▶ To do:
Pick out each line of the items that contains the string "Temperature", and copy those lines. Matching is case-sensitive.

[Layout annotation records]
+ + + + +
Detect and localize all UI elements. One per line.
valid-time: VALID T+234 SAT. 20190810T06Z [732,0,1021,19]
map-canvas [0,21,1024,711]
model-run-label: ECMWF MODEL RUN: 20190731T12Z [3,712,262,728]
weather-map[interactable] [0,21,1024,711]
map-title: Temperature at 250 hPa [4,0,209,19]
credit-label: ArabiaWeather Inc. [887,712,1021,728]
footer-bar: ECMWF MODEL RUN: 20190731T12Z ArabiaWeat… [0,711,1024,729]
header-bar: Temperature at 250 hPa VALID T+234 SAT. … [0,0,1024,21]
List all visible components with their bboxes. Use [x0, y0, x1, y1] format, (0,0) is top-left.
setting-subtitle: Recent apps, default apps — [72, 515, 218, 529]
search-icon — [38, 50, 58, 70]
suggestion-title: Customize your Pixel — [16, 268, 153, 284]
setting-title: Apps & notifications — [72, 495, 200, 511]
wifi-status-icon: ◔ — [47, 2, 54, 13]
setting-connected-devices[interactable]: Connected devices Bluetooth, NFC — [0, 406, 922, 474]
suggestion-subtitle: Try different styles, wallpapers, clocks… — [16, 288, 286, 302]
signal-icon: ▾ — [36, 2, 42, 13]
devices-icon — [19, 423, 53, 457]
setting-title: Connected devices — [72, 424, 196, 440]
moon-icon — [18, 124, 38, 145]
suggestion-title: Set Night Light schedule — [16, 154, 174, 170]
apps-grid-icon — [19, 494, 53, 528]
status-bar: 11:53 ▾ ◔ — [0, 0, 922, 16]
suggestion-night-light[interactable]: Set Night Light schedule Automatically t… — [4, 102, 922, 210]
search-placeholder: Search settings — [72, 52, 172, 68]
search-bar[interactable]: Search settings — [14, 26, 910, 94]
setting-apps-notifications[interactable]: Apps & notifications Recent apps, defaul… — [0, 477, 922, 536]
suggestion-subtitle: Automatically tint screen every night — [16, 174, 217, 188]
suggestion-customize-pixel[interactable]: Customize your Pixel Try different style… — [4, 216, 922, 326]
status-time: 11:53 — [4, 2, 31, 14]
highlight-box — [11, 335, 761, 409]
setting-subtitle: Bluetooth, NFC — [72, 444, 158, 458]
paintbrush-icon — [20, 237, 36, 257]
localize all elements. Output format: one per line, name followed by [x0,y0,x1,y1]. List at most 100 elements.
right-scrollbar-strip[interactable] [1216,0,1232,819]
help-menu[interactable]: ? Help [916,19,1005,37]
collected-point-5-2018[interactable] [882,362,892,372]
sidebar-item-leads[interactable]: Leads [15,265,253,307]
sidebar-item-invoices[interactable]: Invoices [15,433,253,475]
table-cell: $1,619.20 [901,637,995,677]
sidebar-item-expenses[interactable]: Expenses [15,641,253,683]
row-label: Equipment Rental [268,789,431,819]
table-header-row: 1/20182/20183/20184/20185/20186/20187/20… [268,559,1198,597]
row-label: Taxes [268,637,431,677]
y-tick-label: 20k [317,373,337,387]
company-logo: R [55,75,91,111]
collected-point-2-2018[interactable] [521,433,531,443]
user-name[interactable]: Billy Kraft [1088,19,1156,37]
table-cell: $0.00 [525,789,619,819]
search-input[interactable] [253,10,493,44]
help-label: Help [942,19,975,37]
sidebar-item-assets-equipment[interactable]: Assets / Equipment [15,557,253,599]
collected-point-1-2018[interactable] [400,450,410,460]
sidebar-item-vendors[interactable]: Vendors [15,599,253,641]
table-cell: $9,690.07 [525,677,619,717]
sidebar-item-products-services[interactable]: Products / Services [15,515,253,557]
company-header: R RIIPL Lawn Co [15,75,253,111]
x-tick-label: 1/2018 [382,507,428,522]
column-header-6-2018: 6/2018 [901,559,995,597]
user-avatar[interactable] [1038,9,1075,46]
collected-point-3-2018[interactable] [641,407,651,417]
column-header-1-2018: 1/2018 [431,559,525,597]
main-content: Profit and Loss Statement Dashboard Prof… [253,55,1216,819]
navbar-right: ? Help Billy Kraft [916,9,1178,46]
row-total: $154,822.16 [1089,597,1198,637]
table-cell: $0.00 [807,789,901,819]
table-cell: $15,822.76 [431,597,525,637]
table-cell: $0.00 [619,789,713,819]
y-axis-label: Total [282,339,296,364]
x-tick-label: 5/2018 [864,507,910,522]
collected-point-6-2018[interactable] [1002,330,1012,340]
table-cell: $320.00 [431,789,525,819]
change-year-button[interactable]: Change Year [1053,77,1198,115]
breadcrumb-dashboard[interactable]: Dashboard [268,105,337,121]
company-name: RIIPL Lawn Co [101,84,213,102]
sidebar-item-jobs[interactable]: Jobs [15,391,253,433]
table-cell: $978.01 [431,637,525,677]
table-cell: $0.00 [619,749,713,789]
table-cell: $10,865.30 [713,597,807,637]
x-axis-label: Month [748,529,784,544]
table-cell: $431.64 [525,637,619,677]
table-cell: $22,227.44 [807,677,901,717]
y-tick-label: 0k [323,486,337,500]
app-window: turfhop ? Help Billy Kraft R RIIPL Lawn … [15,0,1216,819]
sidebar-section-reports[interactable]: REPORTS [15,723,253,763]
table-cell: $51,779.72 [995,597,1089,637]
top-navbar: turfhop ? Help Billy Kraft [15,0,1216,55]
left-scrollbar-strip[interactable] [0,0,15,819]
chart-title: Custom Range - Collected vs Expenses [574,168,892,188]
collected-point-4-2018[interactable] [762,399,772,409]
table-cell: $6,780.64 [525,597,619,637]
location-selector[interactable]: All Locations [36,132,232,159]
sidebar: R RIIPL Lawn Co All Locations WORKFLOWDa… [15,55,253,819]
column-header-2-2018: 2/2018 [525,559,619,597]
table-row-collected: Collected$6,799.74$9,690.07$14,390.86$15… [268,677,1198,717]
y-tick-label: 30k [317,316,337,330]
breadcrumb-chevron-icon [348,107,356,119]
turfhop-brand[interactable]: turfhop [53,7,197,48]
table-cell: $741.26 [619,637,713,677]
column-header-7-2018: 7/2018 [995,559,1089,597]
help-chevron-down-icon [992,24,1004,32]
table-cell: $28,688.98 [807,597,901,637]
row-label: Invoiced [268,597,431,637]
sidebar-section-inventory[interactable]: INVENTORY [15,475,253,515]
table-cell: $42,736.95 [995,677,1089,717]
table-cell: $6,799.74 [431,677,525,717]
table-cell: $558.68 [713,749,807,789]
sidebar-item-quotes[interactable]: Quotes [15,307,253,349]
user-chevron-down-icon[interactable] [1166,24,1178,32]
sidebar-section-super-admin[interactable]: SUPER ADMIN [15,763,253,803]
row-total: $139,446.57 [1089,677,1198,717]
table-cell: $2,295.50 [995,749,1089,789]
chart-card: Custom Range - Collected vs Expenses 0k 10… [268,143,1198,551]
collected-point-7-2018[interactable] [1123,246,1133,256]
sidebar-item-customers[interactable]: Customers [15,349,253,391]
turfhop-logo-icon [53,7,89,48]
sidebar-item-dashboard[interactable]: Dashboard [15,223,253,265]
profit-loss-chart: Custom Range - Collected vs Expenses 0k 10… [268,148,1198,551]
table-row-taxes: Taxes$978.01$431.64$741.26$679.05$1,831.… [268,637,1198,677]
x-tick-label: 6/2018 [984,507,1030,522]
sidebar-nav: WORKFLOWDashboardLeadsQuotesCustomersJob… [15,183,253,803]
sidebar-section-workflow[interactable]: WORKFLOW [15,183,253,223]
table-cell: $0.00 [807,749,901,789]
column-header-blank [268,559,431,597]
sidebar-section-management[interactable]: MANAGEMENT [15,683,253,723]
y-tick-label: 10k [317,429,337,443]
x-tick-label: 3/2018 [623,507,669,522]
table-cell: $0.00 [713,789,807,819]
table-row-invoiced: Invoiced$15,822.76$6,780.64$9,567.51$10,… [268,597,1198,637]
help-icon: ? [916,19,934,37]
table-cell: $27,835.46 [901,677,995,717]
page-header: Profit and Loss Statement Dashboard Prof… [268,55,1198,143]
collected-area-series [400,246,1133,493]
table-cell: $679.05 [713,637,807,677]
+ + + + +
▶ Result of this task:
map-title: Temperature at 250 hPa [4,0,209,19]
header-bar: Temperature at 250 hPa VALID T+234 SAT. … [0,0,1024,21]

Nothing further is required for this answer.